Which lines in the records below contain the word "products"? Copy each one out.

»»

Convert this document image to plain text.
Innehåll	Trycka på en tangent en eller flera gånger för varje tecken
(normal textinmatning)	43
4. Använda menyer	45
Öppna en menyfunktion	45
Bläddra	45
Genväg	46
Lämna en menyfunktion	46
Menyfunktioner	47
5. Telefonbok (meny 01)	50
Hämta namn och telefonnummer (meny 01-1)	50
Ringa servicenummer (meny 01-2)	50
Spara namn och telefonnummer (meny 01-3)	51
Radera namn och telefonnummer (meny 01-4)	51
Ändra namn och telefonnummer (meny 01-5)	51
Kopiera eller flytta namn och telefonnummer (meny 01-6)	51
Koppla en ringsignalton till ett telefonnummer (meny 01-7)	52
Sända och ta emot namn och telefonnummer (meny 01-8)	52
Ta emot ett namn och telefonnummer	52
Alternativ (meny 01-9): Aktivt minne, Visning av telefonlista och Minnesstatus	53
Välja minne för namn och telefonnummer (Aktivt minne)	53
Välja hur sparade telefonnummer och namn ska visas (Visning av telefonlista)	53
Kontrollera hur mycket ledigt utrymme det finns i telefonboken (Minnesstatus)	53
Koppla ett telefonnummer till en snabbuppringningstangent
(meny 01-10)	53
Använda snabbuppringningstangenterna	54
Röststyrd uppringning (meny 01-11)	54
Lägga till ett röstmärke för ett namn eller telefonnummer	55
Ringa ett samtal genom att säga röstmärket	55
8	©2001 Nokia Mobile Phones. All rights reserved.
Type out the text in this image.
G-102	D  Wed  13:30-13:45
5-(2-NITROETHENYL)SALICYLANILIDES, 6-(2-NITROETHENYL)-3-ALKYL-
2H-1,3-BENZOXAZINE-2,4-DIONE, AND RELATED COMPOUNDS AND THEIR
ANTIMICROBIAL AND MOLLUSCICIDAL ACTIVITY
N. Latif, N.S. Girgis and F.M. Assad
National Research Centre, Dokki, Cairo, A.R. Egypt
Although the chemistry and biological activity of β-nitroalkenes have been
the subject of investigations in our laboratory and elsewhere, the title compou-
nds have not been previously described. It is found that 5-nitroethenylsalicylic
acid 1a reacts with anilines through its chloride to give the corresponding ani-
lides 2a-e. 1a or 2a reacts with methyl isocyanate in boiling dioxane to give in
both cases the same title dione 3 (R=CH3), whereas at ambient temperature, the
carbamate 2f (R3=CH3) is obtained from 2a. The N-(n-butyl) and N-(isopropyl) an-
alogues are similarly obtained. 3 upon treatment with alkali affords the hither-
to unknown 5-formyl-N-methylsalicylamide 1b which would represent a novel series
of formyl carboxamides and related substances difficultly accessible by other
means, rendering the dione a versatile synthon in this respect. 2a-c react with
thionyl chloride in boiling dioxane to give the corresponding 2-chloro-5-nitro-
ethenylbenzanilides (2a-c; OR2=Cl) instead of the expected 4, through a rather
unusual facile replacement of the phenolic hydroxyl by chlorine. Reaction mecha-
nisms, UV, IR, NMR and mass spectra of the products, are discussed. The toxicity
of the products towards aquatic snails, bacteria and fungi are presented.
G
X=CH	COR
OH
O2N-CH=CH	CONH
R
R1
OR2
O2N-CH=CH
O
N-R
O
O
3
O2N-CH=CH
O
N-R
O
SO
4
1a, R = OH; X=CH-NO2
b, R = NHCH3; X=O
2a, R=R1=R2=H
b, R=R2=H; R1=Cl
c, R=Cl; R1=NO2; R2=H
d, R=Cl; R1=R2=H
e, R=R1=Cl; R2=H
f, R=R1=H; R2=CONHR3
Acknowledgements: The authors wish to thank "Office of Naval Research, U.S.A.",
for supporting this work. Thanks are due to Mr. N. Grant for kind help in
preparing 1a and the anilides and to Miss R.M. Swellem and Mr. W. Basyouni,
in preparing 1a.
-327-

««

• Answer for the task
nisms, UV, IR, NMR and mass spectra of the products, are discussed. The toxicity
of the products towards aquatic snails, bacteria and fungi are presented.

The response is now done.